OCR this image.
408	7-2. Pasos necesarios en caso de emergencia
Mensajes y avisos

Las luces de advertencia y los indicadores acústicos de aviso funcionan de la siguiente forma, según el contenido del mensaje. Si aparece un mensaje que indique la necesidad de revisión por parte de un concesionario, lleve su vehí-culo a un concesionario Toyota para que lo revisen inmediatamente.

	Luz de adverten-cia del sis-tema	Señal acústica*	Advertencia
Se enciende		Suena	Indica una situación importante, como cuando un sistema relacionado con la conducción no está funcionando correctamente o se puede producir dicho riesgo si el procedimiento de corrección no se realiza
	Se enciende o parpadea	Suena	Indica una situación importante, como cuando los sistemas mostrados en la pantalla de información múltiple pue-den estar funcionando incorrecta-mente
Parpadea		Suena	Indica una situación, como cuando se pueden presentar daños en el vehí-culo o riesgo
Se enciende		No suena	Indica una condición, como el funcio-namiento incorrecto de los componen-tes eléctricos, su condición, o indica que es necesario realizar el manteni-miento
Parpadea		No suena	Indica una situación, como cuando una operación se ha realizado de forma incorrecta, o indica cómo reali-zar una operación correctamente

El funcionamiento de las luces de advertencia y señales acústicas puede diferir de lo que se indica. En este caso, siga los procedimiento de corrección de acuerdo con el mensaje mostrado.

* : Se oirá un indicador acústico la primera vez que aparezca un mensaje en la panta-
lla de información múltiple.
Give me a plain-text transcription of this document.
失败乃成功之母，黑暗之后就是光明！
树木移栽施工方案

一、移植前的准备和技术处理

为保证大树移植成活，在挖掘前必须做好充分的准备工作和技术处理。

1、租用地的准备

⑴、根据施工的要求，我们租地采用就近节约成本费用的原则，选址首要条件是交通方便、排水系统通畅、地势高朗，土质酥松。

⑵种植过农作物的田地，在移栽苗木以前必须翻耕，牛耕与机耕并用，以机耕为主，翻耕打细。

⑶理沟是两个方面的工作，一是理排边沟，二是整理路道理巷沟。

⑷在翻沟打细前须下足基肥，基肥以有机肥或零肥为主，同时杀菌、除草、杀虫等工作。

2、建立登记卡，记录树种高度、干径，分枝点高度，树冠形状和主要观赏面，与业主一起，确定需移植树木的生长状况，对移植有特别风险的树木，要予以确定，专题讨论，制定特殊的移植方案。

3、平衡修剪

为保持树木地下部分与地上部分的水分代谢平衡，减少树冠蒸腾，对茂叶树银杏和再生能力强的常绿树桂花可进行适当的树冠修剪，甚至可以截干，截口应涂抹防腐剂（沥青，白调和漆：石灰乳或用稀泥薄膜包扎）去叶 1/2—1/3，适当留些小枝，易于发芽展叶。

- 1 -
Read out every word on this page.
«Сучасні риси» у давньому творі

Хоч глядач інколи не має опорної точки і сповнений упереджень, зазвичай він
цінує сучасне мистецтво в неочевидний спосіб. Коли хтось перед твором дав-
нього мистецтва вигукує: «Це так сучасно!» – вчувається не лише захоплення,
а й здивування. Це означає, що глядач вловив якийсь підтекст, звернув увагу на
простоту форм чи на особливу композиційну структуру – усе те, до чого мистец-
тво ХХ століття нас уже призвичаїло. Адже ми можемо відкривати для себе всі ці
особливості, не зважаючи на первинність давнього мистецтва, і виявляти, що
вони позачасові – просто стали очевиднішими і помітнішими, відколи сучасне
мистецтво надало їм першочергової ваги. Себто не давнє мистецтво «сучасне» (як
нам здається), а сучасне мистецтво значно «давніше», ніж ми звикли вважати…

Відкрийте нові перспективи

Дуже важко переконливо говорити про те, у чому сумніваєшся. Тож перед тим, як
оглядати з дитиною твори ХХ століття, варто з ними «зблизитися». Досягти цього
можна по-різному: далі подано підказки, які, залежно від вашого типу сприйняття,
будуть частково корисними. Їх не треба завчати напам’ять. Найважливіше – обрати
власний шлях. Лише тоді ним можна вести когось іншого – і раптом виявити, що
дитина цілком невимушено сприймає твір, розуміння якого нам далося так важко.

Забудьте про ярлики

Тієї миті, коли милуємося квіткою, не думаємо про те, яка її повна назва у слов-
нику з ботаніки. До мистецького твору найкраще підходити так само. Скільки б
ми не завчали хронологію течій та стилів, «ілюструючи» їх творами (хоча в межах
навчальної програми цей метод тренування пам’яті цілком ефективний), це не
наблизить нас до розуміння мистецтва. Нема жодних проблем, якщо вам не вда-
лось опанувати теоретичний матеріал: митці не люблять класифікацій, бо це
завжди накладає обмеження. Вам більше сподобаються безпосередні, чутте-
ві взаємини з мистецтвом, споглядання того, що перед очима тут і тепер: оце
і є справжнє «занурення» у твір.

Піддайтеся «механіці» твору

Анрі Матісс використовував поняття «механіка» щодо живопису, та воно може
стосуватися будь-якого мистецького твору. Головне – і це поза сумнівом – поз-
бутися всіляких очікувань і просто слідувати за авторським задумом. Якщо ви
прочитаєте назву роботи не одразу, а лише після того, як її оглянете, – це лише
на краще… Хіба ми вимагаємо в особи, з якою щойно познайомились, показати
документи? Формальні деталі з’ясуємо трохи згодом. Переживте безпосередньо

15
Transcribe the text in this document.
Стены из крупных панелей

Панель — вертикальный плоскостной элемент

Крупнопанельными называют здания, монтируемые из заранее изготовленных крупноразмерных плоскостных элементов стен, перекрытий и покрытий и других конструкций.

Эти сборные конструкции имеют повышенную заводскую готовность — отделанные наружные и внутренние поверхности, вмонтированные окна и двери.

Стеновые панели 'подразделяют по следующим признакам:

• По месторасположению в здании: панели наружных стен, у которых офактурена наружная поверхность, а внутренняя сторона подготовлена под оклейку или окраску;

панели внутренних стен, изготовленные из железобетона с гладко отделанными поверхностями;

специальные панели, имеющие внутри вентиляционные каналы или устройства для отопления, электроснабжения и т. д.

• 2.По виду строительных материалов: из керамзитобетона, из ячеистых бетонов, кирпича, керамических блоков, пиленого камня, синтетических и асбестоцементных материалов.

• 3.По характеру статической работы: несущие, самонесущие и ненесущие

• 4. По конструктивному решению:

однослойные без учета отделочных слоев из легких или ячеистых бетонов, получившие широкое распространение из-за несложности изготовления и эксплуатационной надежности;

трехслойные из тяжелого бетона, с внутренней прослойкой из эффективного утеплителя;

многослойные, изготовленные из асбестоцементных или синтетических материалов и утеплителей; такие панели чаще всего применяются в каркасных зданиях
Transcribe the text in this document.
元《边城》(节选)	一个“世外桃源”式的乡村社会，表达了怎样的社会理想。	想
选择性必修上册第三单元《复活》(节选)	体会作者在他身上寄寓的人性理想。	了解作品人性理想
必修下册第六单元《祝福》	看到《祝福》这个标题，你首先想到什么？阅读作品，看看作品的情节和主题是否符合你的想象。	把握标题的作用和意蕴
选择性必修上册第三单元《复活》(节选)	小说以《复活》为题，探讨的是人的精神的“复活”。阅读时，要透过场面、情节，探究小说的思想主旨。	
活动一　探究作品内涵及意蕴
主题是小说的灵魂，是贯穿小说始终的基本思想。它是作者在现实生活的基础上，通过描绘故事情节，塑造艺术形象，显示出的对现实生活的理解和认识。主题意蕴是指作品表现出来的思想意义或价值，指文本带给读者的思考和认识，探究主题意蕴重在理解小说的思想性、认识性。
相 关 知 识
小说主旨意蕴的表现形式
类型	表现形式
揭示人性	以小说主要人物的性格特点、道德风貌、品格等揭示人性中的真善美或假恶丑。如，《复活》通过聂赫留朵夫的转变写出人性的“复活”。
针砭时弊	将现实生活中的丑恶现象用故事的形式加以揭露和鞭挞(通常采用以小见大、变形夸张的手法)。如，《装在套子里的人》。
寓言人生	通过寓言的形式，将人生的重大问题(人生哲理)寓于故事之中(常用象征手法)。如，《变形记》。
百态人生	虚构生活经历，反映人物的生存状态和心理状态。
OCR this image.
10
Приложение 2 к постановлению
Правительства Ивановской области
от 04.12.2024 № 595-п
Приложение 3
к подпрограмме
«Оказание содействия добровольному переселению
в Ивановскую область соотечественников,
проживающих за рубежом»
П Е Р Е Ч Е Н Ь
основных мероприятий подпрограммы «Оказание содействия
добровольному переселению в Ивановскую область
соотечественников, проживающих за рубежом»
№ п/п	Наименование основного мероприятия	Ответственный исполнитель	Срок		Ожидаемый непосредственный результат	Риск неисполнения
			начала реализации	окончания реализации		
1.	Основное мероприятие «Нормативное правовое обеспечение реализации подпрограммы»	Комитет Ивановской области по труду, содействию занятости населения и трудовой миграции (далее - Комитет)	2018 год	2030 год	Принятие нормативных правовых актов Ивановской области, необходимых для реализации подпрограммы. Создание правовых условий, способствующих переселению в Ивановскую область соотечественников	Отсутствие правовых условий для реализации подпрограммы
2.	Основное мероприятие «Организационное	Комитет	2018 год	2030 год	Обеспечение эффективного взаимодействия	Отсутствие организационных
------
**Aim of the task**:
Search the listing for the string "століття". Copy each line where it turns up.

**Written answer**:
тво ХХ століття нас уже призвичаїло. Адже ми можемо відкривати для себе всі ці
оглядати з дитиною твори ХХ століття, варто з ними «зблизитися». Досягти цього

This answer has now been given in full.